* **WHAT YOU NEED TO DO**:
Gather every line that includes the word "more", please.

* **GIVEN DATA**:
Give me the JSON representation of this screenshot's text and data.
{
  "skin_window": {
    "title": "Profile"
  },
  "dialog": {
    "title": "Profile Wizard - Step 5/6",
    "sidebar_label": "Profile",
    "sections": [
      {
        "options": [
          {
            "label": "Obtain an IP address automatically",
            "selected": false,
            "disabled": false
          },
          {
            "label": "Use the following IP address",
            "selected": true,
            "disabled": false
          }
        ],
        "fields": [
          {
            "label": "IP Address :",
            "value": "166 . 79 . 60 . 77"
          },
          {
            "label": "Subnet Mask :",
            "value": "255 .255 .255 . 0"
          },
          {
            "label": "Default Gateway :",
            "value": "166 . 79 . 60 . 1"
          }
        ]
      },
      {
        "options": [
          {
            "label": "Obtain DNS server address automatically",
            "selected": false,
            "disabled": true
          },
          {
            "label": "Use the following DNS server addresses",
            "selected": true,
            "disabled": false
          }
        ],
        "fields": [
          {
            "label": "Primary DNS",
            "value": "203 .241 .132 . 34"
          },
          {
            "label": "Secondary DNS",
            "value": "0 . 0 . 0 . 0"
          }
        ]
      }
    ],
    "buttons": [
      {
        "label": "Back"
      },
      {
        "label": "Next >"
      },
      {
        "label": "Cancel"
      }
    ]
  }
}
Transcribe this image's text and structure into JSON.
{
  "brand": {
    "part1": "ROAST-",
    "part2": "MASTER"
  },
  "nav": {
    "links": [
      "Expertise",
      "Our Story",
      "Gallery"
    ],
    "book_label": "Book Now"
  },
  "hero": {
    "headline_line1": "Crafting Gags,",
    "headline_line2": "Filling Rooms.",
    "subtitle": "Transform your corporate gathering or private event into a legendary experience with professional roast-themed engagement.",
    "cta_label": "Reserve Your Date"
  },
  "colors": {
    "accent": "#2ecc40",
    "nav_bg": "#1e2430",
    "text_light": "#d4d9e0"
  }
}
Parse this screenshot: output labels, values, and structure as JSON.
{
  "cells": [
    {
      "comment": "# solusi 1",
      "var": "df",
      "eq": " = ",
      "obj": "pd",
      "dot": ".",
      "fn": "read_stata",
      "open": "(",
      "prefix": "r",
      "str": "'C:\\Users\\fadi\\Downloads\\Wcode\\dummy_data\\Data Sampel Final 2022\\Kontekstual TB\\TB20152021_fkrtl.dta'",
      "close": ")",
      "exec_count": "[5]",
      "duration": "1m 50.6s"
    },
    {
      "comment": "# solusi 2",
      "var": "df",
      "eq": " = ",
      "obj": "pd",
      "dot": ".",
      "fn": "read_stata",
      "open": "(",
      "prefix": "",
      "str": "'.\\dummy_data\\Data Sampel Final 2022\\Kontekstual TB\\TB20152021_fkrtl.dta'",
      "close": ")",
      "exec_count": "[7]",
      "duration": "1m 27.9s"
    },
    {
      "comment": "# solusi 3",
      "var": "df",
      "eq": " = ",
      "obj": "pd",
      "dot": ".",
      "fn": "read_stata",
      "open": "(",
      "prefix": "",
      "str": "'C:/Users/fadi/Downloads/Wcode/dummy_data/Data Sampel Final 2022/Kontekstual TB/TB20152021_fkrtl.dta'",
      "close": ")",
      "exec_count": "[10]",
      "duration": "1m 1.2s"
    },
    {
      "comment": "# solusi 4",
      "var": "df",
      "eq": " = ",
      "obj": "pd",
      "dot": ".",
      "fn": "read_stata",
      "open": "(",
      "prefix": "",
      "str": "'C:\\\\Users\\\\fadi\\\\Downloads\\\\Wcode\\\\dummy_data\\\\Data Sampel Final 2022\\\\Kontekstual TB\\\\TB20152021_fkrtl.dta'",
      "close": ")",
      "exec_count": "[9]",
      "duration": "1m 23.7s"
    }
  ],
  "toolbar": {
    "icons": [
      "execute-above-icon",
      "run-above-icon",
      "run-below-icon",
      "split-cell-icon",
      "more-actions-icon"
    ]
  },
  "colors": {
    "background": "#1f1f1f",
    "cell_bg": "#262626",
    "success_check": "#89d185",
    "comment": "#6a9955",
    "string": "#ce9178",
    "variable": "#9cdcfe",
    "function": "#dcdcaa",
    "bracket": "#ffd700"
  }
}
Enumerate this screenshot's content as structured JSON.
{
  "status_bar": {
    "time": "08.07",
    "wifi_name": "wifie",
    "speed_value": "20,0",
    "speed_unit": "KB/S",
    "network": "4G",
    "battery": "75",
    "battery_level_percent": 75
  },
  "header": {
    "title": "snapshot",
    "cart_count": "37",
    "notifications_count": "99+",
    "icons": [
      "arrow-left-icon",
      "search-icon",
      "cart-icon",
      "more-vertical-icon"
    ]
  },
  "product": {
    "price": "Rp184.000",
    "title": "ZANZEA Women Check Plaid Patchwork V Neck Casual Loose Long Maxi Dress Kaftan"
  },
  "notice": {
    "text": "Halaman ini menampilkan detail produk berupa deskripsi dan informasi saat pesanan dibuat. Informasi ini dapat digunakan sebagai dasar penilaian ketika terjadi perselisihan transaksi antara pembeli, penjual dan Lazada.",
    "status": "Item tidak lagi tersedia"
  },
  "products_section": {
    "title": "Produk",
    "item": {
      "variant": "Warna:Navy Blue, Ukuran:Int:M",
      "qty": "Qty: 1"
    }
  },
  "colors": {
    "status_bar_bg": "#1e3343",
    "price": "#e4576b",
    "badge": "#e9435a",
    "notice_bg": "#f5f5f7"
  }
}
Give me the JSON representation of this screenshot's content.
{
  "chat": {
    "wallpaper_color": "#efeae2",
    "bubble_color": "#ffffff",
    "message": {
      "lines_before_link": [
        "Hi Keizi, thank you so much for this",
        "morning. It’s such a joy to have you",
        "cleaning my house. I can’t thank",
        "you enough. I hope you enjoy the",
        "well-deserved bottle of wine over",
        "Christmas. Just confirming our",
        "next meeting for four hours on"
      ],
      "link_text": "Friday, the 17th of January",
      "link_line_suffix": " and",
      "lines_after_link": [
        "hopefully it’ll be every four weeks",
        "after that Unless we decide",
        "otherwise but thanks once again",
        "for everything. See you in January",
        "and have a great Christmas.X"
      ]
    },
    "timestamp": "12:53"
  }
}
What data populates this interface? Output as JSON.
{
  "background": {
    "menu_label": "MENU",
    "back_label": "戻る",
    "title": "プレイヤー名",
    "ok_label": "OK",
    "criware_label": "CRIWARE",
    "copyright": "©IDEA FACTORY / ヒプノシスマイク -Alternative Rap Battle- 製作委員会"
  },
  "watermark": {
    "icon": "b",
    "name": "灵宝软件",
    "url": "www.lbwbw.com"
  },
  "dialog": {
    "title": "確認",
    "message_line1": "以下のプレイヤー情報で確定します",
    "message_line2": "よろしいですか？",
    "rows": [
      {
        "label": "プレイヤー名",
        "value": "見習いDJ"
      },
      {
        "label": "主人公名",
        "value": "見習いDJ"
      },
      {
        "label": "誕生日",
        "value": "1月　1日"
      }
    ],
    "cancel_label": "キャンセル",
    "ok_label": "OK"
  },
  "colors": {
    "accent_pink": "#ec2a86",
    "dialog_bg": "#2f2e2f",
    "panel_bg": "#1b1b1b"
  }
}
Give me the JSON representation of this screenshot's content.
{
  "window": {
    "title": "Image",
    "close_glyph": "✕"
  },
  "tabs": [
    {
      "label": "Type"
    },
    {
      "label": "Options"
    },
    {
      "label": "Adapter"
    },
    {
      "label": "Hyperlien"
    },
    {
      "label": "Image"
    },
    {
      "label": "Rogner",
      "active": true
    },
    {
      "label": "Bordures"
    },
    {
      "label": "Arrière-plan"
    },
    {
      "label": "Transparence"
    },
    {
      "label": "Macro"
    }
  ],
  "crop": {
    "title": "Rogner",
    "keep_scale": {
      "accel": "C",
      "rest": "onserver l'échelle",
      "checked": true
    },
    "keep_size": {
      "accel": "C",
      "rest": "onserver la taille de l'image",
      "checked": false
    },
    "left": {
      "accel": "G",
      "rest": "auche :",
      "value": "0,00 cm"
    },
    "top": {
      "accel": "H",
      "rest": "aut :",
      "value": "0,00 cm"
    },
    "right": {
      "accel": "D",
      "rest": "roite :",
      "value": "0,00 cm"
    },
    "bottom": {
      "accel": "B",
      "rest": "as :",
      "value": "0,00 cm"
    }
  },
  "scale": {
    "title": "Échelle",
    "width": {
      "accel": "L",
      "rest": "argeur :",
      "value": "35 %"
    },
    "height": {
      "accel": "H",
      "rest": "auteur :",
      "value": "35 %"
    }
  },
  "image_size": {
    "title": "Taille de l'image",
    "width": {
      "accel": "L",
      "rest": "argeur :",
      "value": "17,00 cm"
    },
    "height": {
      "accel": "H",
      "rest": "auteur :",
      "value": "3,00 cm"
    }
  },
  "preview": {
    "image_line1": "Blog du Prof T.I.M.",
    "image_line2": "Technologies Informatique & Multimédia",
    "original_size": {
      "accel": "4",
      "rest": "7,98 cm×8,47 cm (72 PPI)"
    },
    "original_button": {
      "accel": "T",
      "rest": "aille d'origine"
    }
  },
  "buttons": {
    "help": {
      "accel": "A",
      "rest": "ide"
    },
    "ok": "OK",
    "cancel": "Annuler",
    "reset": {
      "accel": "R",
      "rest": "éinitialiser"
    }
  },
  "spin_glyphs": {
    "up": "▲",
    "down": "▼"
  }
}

* **WRITTEN ANSWER**:
      "more-actions-icon"
      "more-vertical-icon"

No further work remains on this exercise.